= Objective =
In the listing below, find every line containing "where" and copy it out.

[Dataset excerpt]
------------
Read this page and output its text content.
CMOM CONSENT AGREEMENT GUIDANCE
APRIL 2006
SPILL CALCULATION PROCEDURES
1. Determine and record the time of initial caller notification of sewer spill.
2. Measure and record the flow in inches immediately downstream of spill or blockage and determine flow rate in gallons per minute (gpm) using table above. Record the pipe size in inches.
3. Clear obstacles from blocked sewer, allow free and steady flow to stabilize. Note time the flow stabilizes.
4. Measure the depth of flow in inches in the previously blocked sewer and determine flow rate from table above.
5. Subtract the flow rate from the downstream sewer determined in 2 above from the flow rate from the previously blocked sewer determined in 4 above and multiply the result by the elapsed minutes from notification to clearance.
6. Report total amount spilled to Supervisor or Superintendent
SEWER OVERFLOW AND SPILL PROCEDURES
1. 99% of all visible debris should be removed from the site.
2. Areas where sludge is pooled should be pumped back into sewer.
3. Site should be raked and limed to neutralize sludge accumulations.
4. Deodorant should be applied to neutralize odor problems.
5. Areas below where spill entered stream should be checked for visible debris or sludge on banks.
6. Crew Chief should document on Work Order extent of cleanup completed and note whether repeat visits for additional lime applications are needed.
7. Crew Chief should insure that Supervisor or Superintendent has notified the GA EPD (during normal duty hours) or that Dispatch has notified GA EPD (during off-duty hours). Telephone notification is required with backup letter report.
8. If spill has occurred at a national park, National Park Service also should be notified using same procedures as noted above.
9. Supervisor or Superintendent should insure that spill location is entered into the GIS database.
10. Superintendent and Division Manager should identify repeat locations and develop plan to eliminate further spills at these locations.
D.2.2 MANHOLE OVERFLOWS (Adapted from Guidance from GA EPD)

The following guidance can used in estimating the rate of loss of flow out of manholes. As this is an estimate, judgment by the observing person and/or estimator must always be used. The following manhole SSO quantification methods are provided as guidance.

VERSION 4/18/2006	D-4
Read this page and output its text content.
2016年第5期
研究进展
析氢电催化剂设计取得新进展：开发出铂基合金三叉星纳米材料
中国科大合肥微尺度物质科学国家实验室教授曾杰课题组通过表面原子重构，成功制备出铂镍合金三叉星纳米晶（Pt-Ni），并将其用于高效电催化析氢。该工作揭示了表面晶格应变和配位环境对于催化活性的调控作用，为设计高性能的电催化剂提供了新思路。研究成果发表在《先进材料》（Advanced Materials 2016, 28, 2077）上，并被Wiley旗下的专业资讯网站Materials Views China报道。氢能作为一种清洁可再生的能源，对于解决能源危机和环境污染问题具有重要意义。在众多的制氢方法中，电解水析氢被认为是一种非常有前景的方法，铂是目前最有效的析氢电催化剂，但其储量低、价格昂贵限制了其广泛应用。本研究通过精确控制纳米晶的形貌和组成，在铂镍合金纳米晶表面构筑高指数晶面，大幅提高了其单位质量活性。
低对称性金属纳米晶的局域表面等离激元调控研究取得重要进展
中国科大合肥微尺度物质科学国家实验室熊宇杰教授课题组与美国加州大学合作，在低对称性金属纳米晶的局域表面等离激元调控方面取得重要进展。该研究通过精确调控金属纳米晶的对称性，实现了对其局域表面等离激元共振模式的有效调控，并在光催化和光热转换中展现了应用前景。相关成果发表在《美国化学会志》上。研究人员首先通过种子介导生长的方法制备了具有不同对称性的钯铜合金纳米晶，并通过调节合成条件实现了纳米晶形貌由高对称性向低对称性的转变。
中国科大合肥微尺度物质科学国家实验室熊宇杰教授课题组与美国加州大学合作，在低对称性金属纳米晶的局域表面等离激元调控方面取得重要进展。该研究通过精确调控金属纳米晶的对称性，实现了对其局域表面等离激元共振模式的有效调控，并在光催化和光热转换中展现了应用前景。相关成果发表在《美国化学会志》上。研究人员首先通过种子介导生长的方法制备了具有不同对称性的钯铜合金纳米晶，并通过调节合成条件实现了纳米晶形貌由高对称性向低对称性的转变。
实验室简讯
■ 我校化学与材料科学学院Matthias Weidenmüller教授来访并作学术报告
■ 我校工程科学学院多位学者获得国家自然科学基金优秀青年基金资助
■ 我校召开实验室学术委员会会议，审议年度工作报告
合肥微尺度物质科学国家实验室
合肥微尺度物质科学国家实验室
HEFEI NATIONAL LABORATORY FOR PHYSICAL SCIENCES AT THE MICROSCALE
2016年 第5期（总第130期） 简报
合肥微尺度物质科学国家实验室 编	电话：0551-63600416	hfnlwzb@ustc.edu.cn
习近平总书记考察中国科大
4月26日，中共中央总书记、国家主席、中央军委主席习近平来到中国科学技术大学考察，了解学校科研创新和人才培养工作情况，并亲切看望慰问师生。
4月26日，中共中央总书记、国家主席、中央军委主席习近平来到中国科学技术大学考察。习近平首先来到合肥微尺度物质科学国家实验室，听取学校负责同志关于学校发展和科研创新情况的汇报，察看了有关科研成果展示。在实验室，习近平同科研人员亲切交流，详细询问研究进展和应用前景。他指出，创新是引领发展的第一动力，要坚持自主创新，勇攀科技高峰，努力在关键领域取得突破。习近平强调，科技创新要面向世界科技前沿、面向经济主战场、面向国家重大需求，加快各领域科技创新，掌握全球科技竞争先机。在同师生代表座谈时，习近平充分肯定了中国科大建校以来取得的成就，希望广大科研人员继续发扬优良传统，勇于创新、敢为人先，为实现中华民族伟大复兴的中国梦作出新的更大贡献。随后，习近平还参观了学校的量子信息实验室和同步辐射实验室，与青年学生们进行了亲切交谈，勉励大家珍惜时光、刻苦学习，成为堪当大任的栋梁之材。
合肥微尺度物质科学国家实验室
------------
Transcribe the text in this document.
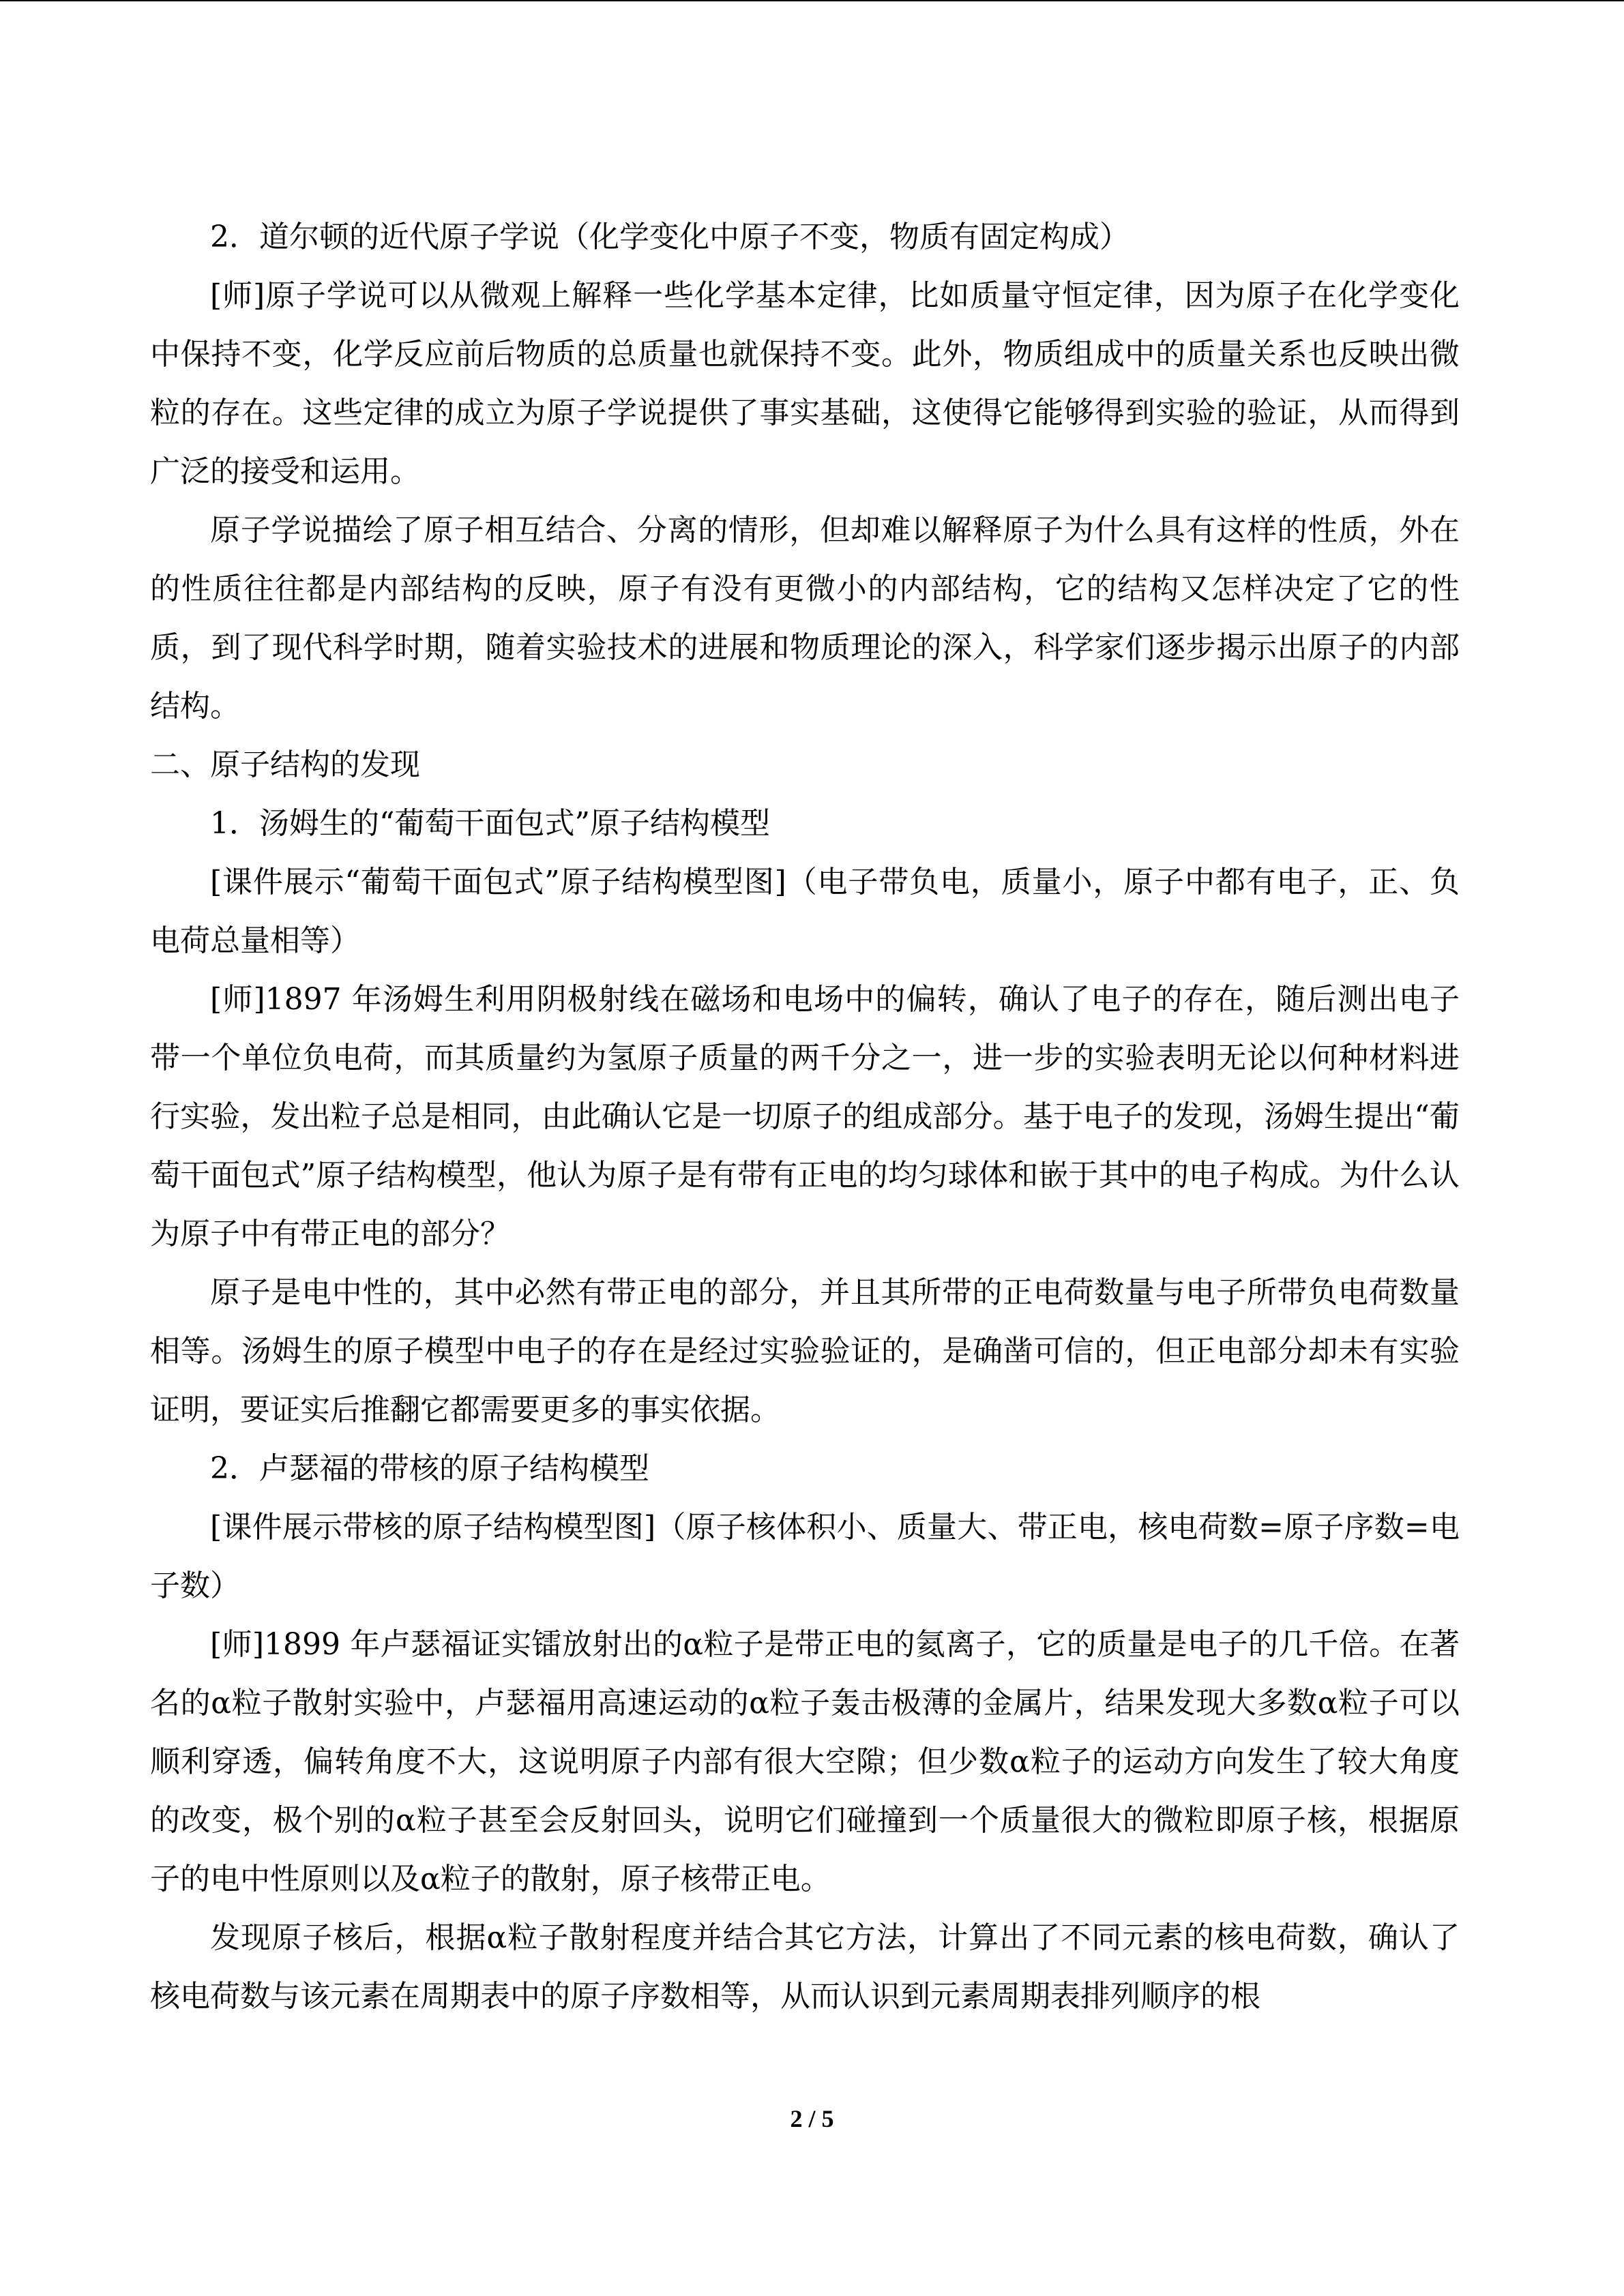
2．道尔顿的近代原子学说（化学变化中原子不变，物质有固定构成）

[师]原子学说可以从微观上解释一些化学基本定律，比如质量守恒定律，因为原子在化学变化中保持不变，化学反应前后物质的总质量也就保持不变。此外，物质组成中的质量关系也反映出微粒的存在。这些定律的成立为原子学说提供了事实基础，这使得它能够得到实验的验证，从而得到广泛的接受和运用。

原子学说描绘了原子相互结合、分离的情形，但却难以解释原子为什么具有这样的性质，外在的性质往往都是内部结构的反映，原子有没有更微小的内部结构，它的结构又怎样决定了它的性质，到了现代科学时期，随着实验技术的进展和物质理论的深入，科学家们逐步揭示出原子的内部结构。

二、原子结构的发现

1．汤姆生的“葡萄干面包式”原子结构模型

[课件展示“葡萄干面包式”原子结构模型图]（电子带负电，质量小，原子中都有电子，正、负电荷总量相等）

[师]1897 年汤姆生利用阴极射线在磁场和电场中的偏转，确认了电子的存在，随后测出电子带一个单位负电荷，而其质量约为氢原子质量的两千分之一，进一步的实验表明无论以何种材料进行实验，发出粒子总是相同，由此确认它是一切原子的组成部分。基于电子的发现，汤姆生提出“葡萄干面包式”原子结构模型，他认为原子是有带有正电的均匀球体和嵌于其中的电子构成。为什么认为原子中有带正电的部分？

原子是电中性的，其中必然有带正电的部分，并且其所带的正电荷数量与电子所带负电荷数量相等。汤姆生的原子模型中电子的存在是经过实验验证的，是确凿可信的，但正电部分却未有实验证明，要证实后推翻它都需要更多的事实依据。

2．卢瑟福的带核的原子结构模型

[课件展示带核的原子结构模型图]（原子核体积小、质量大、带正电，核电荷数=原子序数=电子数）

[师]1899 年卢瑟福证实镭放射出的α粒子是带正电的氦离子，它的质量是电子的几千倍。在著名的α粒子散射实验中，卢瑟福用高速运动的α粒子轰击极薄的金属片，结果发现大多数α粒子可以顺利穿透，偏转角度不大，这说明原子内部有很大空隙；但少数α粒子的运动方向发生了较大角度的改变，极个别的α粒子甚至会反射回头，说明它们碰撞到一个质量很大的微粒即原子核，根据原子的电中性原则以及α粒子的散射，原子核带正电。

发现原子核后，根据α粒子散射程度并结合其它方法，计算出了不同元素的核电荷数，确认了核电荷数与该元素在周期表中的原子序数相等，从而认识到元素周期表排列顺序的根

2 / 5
------------
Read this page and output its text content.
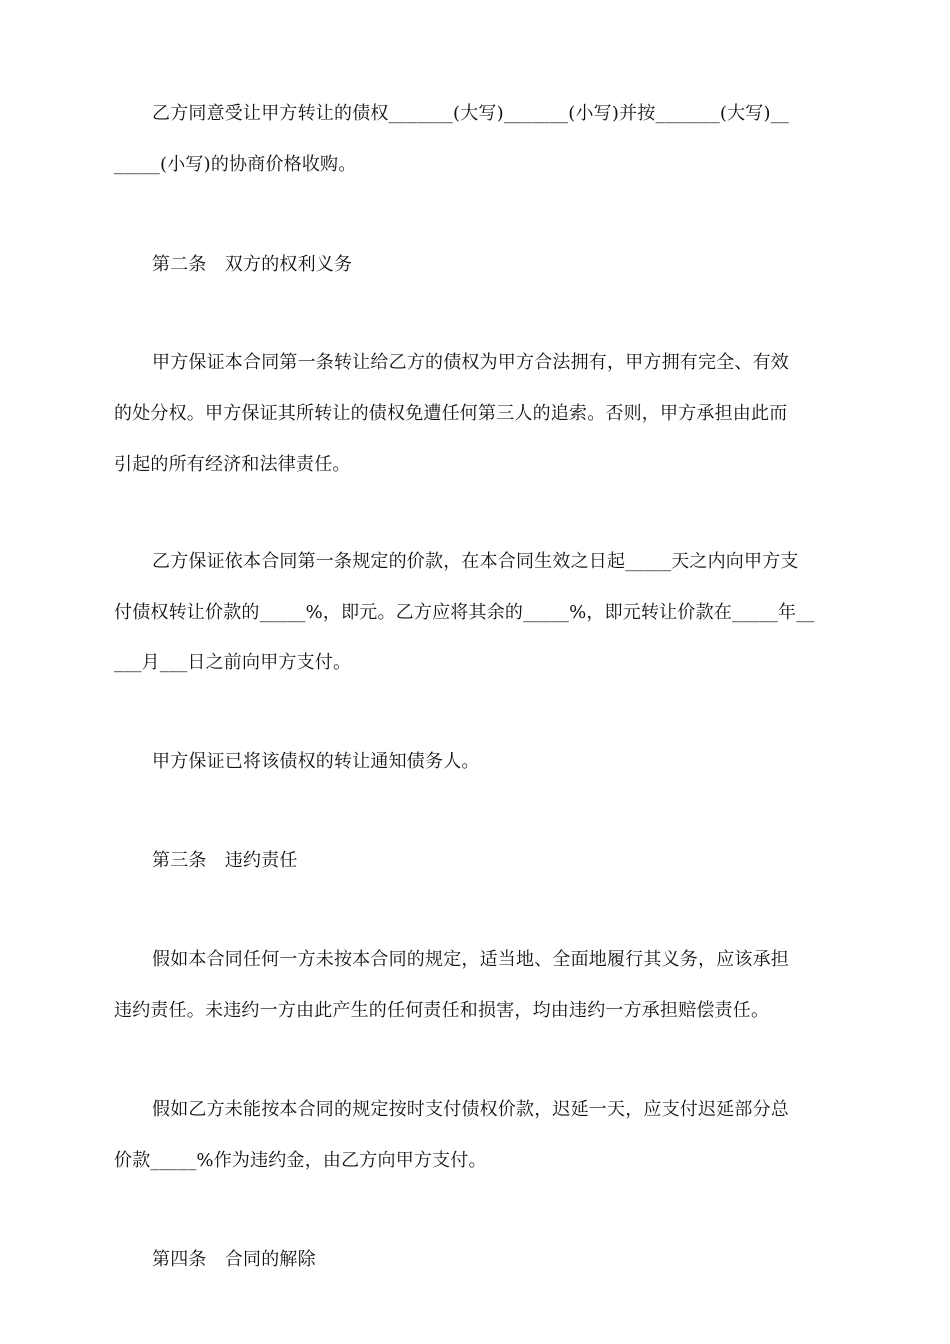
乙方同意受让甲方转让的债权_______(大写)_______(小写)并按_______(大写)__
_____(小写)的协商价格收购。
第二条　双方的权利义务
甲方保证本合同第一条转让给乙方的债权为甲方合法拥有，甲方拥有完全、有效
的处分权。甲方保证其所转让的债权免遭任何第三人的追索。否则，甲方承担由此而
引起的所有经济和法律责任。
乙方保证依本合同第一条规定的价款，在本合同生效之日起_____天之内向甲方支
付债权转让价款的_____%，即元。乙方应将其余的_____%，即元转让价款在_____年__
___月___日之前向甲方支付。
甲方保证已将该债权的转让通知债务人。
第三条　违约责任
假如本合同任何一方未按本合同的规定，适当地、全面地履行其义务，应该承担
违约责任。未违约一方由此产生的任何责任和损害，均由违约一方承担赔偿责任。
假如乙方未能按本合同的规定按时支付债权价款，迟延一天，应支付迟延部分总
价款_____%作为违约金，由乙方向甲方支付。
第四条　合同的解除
------------
= Final result =
2. Areas where sludge is pooled should be pumped back into sewer.
5. Areas below where spill entered stream should be checked for visible debris or sludge on banks.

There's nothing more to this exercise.